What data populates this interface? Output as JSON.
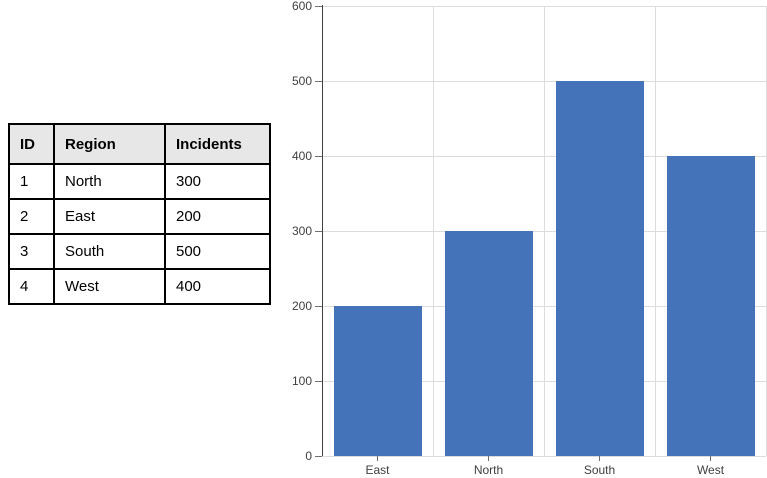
{
  "page": {
    "background": "#ffffff"
  },
  "table": {
    "columns": [
      "ID",
      "Region",
      "Incidents"
    ],
    "rows": [
      [
        "1",
        "North",
        "300"
      ],
      [
        "2",
        "East",
        "200"
      ],
      [
        "3",
        "South",
        "500"
      ],
      [
        "4",
        "West",
        "400"
      ]
    ],
    "header_bg": "#E7E7E7",
    "border_color": "#000000"
  },
  "chart_data": {
    "type": "bar",
    "categories": [
      "East",
      "North",
      "South",
      "West"
    ],
    "values": [
      200,
      300,
      500,
      400
    ],
    "title": "",
    "xlabel": "",
    "ylabel": "",
    "ylim": [
      0,
      600
    ],
    "yticks": [
      0,
      100,
      200,
      300,
      400,
      500,
      600
    ],
    "grid": true,
    "legend": false,
    "bar_color": "#4473B9",
    "gridline_color": "#DCDCDC",
    "axis_color": "#404040",
    "tick_color": "#6E6E6E",
    "label_color": "#3F3F3F"
  }
}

################

DO THIS:
Omit the pictures, then quote the rest of the material above exactly.

WRITTEN RESPONSE:
What data populates this interface? Output as JSON.
{
  "page": {
    "background": "#ffffff"
  },
  "table": {
    "columns": [
      "ID",
      "Region",
      "Incidents"
    ],
    "rows": [
      [
        "1",
        "North",
        "300"
      ],
      [
        "2",
        "East",
        "200"
      ],
      [
        "3",
        "South",
        "500"
      ],
      [
        "4",
        "West",
        "400"
      ]
    ],
    "header_bg": "#E7E7E7",
    "border_color": "#000000"
  },
  "chart_data": {
    "type": "bar",
    "categories": [
      "East",
      "North",
      "South",
      "West"
    ],
    "values": [
      200,
      300,
      500,
      400
    ],
    "title": "",
    "xlabel": "",
    "ylabel": "",
    "ylim": [
      0,
      600
    ],
    "yticks": [
      0,
      100,
      200,
      300,
      400,
      500,
      600
    ],
    "grid": true,
    "legend": false,
    "bar_color": "#4473B9",
    "gridline_color": "#DCDCDC",
    "axis_color": "#404040",
    "tick_color": "#6E6E6E",
    "label_color": "#3F3F3F"
  }
}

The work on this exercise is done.